* begin Dataset rows *
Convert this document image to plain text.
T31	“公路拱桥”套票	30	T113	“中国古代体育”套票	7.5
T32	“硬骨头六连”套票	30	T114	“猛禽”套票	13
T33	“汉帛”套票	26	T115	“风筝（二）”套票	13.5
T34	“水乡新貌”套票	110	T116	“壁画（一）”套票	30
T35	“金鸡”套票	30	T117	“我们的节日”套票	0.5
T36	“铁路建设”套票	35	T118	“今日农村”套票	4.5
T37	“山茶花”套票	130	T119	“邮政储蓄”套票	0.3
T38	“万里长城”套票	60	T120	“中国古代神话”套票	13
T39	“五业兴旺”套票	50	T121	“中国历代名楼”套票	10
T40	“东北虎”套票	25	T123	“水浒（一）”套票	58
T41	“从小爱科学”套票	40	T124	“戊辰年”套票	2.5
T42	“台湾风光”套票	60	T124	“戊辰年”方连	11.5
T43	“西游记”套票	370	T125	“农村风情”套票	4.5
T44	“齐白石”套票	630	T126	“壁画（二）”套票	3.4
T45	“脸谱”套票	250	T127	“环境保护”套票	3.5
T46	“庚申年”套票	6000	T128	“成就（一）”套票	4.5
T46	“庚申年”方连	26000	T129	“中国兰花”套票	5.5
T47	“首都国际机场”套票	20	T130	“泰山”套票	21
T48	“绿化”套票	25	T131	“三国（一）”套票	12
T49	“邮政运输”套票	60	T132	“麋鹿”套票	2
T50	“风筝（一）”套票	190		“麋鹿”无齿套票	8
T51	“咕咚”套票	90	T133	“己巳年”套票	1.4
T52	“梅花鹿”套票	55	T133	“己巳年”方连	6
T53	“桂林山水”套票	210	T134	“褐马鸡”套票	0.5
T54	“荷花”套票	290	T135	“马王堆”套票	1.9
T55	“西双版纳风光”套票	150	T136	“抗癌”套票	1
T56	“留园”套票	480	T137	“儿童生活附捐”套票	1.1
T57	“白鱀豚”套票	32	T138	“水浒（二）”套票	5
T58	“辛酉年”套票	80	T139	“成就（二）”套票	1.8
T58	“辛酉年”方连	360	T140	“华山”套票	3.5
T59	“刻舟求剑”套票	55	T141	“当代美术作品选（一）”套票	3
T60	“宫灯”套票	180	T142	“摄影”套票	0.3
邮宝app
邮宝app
* end Dataset rows *
→ **Task details**
Set down all of the entries exactly, please.

→ **Reply**
Convert this document image to plain text.
T31	“公路拱桥”套票	30	T113	“中国古代体育”套票	7.5
T32	“硬骨头六连”套票	30	T114	“猛禽”套票	13
T33	“汉帛”套票	26	T115	“风筝（二）”套票	13.5
T34	“水乡新貌”套票	110	T116	“壁画（一）”套票	30
T35	“金鸡”套票	30	T117	“我们的节日”套票	0.5
T36	“铁路建设”套票	35	T118	“今日农村”套票	4.5
T37	“山茶花”套票	130	T119	“邮政储蓄”套票	0.3
T38	“万里长城”套票	60	T120	“中国古代神话”套票	13
T39	“五业兴旺”套票	50	T121	“中国历代名楼”套票	10
T40	“东北虎”套票	25	T123	“水浒（一）”套票	58
T41	“从小爱科学”套票	40	T124	“戊辰年”套票	2.5
T42	“台湾风光”套票	60	T124	“戊辰年”方连	11.5
T43	“西游记”套票	370	T125	“农村风情”套票	4.5
T44	“齐白石”套票	630	T126	“壁画（二）”套票	3.4
T45	“脸谱”套票	250	T127	“环境保护”套票	3.5
T46	“庚申年”套票	6000	T128	“成就（一）”套票	4.5
T46	“庚申年”方连	26000	T129	“中国兰花”套票	5.5
T47	“首都国际机场”套票	20	T130	“泰山”套票	21
T48	“绿化”套票	25	T131	“三国（一）”套票	12
T49	“邮政运输”套票	60	T132	“麋鹿”套票	2
T50	“风筝（一）”套票	190		“麋鹿”无齿套票	8
T51	“咕咚”套票	90	T133	“己巳年”套票	1.4
T52	“梅花鹿”套票	55	T133	“己巳年”方连	6
T53	“桂林山水”套票	210	T134	“褐马鸡”套票	0.5
T54	“荷花”套票	290	T135	“马王堆”套票	1.9
T55	“西双版纳风光”套票	150	T136	“抗癌”套票	1
T56	“留园”套票	480	T137	“儿童生活附捐”套票	1.1
T57	“白鱀豚”套票	32	T138	“水浒（二）”套票	5
T58	“辛酉年”套票	80	T139	“成就（二）”套票	1.8
T58	“辛酉年”方连	360	T140	“华山”套票	3.5
T59	“刻舟求剑”套票	55	T141	“当代美术作品选（一）”套票	3
T60	“宫灯”套票	180	T142	“摄影”套票	0.3
邮宝app
邮宝app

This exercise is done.